[Data entries]
[BEGIN]
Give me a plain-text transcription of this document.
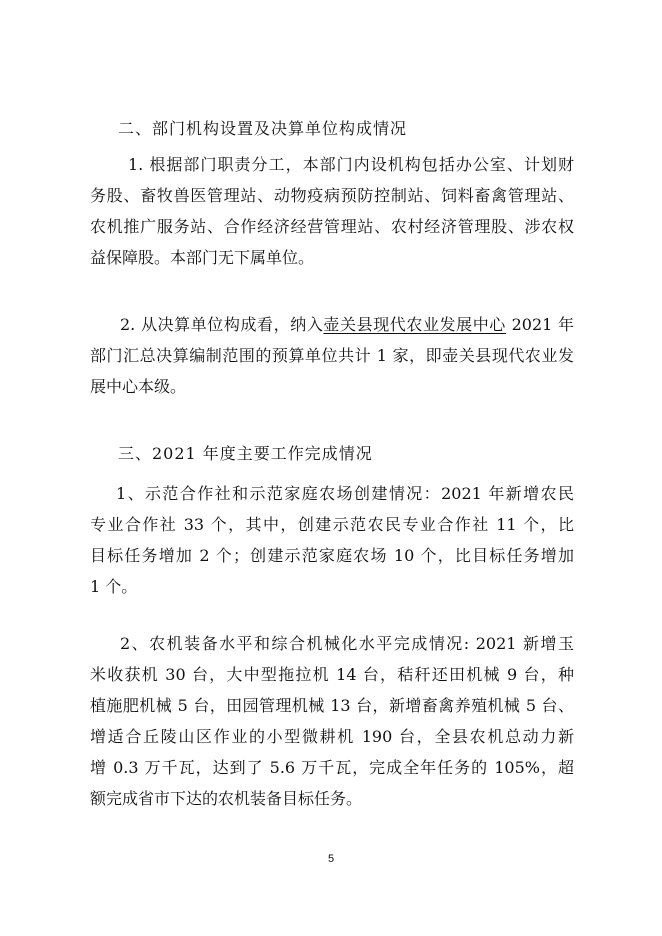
二、部门机构设置及决算单位构成情况

1. 根据部门职责分工，本部门内设机构包括办公室、计划财
务股、畜牧兽医管理站、动物疫病预防控制站、饲料畜禽管理站、
农机推广服务站、合作经济经营管理站、农村经济管理股、涉农权
益保障股。本部门无下属单位。

2. 从决算单位构成看，纳入壶关县现代农业发展中心 2021 年
部门汇总决算编制范围的预算单位共计 1 家，即壶关县现代农业发
展中心本级。

三、2021 年度主要工作完成情况

1、示范合作社和示范家庭农场创建情况：2021 年新增农民
专业合作社 33 个，其中，创建示范农民专业合作社 11 个，比
目标任务增加 2 个；创建示范家庭农场 10 个，比目标任务增加
1 个。

2、农机装备水平和综合机械化水平完成情况: 2021 新增玉
米收获机 30 台，大中型拖拉机 14 台，秸秆还田机械 9 台，种
植施肥机械 5 台，田园管理机械 13 台，新增畜禽养殖机械 5 台、
增适合丘陵山区作业的小型微耕机 190 台，全县农机总动力新
增 0.3 万千瓦，达到了 5.6 万千瓦，完成全年任务的 105%，超
额完成省市下达的农机装备目标任务。

5
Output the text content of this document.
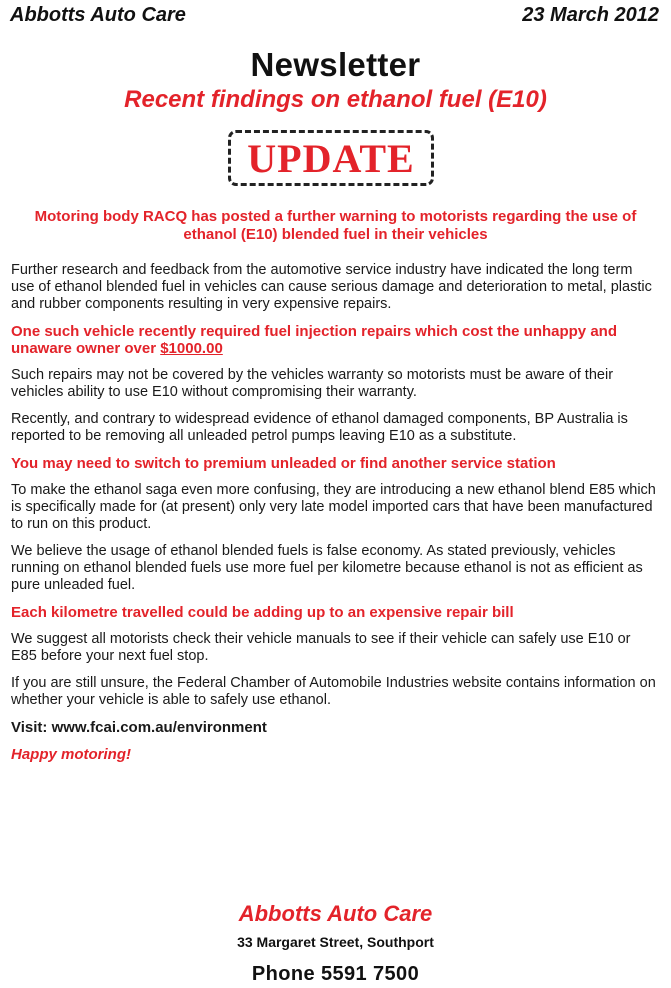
Abbotts Auto Care	23 March 2012
Newsletter
Recent findings on ethanol fuel (E10)
UPDATE
Motoring body RACQ has posted a further warning to motorists regarding the use of ethanol (E10) blended fuel in their vehicles

Further research and feedback from the automotive service industry have indicated the long term use of ethanol blended fuel in vehicles can cause serious damage and deterioration to metal, plastic and rubber components resulting in very expensive repairs.

One such vehicle recently required fuel injection repairs which cost the unhappy and unaware owner over $1000.00

Such repairs may not be covered by the vehicles warranty so motorists must be aware of their vehicles ability to use E10 without compromising their warranty.

Recently, and contrary to widespread evidence of ethanol damaged components, BP Australia is reported to be removing all unleaded petrol pumps leaving E10 as a substitute.

You may need to switch to premium unleaded or find another service station

To make the ethanol saga even more confusing, they are introducing a new ethanol blend E85 which is specifically made for (at present) only very late model imported cars that have been manufactured to run on this product.

We believe the usage of ethanol blended fuels is false economy. As stated previously, vehicles running on ethanol blended fuels use more fuel per kilometre because ethanol is not as efficient as pure unleaded fuel.

Each kilometre travelled could be adding up to an expensive repair bill

We suggest all motorists check their vehicle manuals to see if their vehicle can safely use E10 or E85 before your next fuel stop.

If you are still unsure, the Federal Chamber of Automobile Industries website contains information on whether your vehicle is able to safely use ethanol.

Visit: www.fcai.com.au/environment

Happy motoring!

Abbotts Auto Care
33 Margaret Street, Southport
Phone 5591 7500
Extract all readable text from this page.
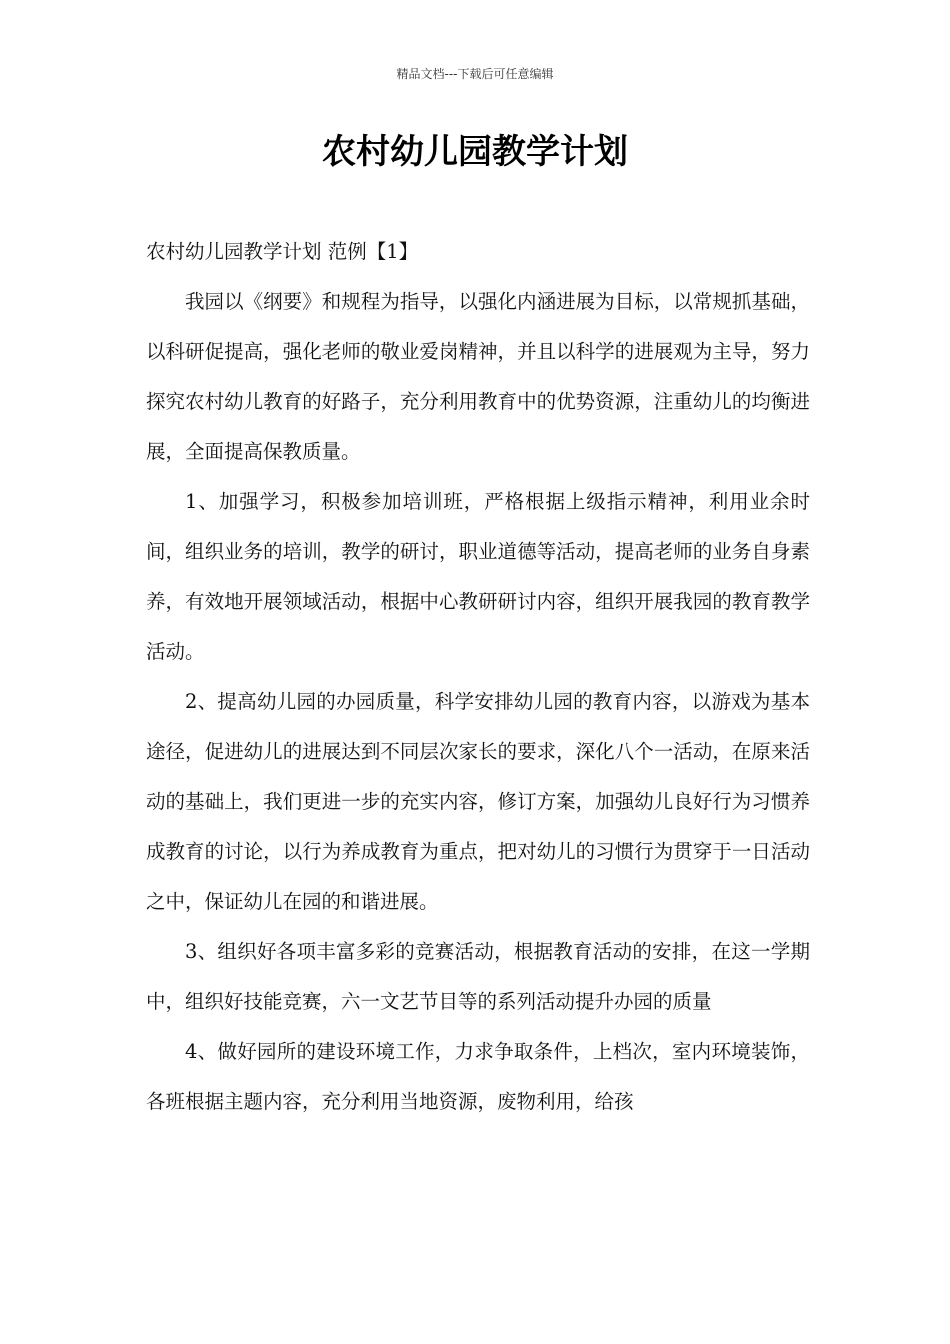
精品文档---下载后可任意编辑
农村幼儿园教学计划

农村幼儿园教学计划 范例【1】

我园以《纲要》和规程为指导，以强化内涵进展为目标，以常规抓基础，以科研促提高，强化老师的敬业爱岗精神，并且以科学的进展观为主导，努力探究农村幼儿教育的好路子，充分利用教育中的优势资源，注重幼儿的均衡进展，全面提高保教质量。

1、加强学习，积极参加培训班，严格根据上级指示精神，利用业余时间，组织业务的培训，教学的研讨，职业道德等活动，提高老师的业务自身素养，有效地开展领域活动，根据中心教研研讨内容，组织开展我园的教育教学活动。

2、提高幼儿园的办园质量，科学安排幼儿园的教育内容，以游戏为基本途径，促进幼儿的进展达到不同层次家长的要求，深化八个一活动，在原来活动的基础上，我们更进一步的充实内容，修订方案，加强幼儿良好行为习惯养成教育的讨论，以行为养成教育为重点，把对幼儿的习惯行为贯穿于一日活动之中，保证幼儿在园的和谐进展。

3、组织好各项丰富多彩的竞赛活动，根据教育活动的安排，在这一学期中，组织好技能竞赛，六一文艺节目等的系列活动提升办园的质量

4、做好园所的建设环境工作，力求争取条件，上档次，室内环境装饰，各班根据主题内容，充分利用当地资源，废物利用，给孩
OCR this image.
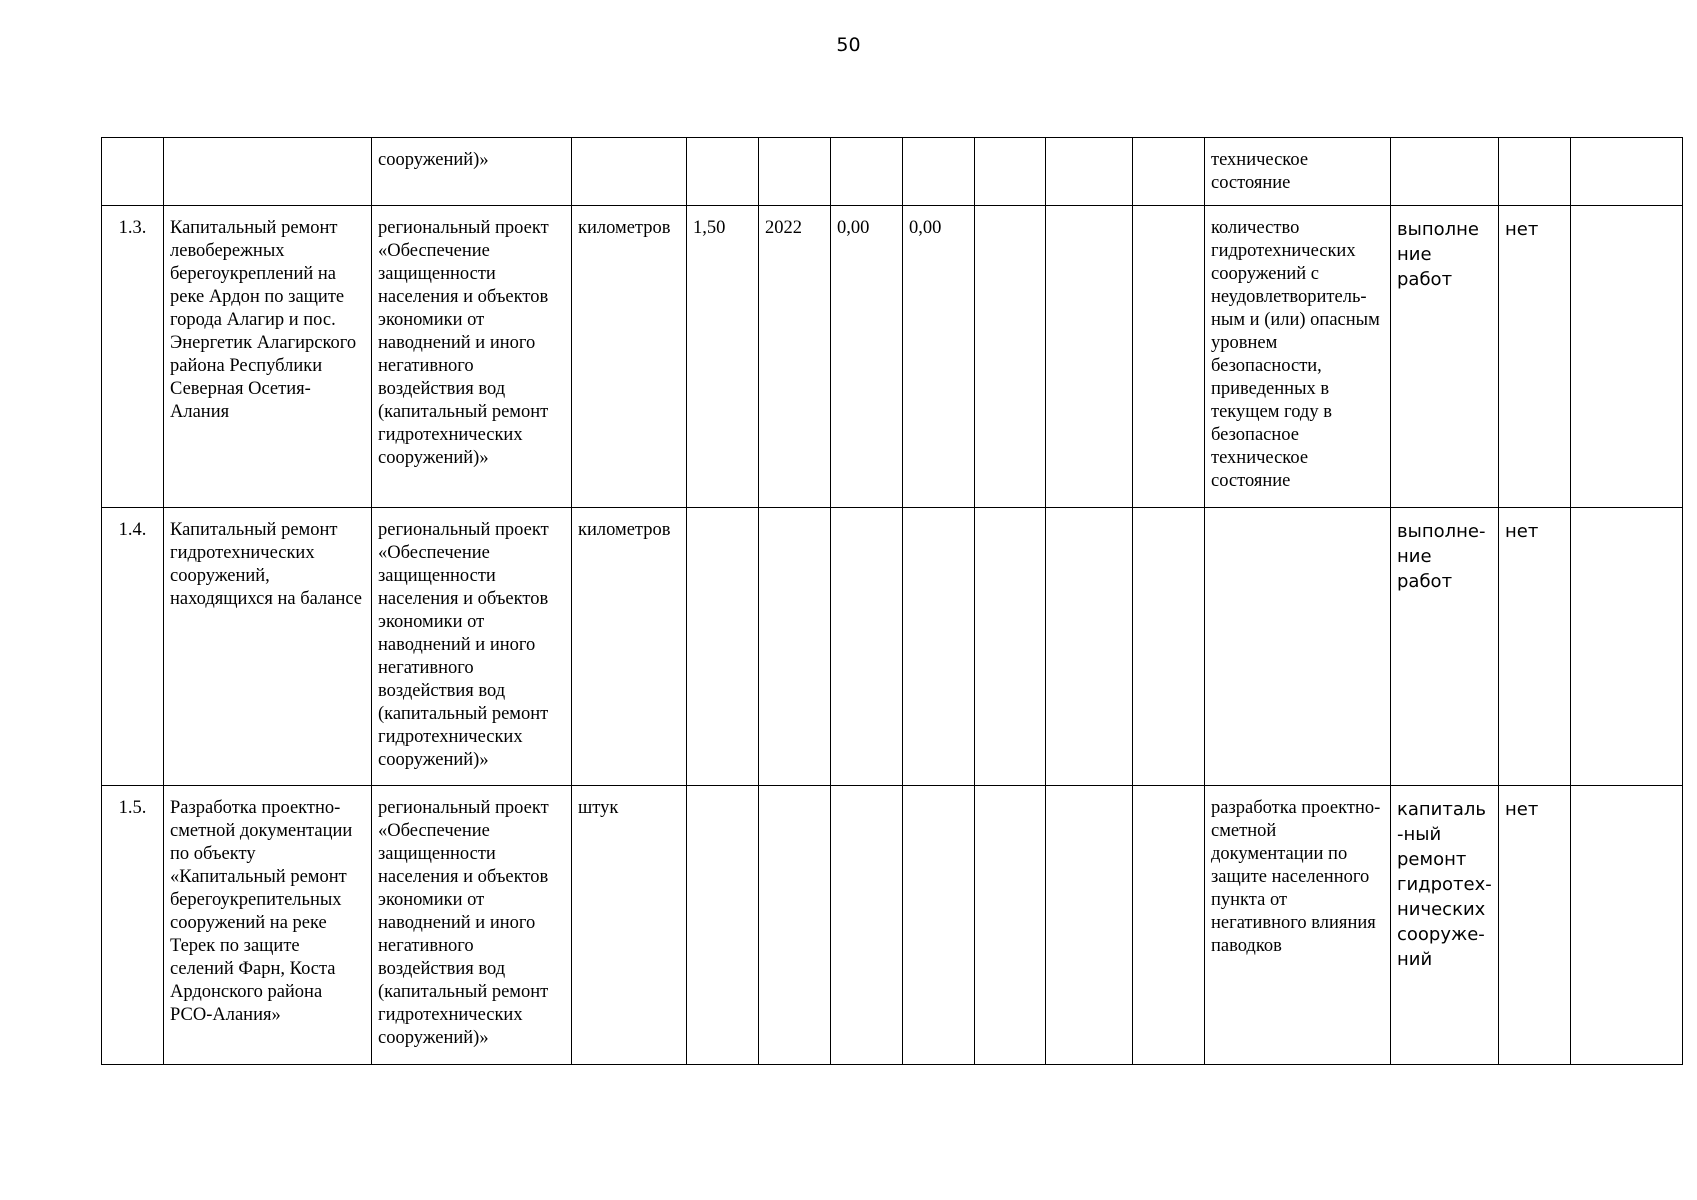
50
		сооружений)»									техническое
состояние			
1.3.	Капитальный ремонт левобережных берегоукреплений на реке Ардон по защите города Алагир и пос. Энергетик Алагирского района Республики Северная Осетия-Алания	региональный проект «Обеспечение защищенности населения и объектов экономики от наводнений и иного негативного воздействия вод (капитальный ремонт гидротехнических сооружений)»	километров	1,50	2022	0,00	0,00				количество гидротехнических сооружений с неудовлетворитель-ным и (или) опасным уровнем безопасности, приведенных в текущем году в безопасное техническое состояние	выполне ние работ	нет	
1.4.	Капитальный ремонт гидротехнических сооружений, находящихся на балансе	региональный проект «Обеспечение защищенности населения и объектов экономики от наводнений и иного негативного воздействия вод (капитальный ремонт гидротехнических сооружений)»	километров									выполне-ние работ	нет	
1.5.	Разработка проектно-сметной документации по объекту «Капитальный ремонт берегоукрепительных сооружений на реке Терек по защите селений Фарн, Коста Ардонского района РСО-Алания»	региональный проект «Обеспечение защищенности населения и объектов экономики от наводнений и иного негативного воздействия вод (капитальный ремонт гидротехнических сооружений)»	штук								разработка проектно-сметной документации по защите населенного пункта от негативного влияния паводков	капиталь-ный ремонт гидротех-нических сооруже-ний	нет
[END]
_Aim_:
Work out how many lines above have the string "Care" in them, and give only the number.

_Expected answer_:
2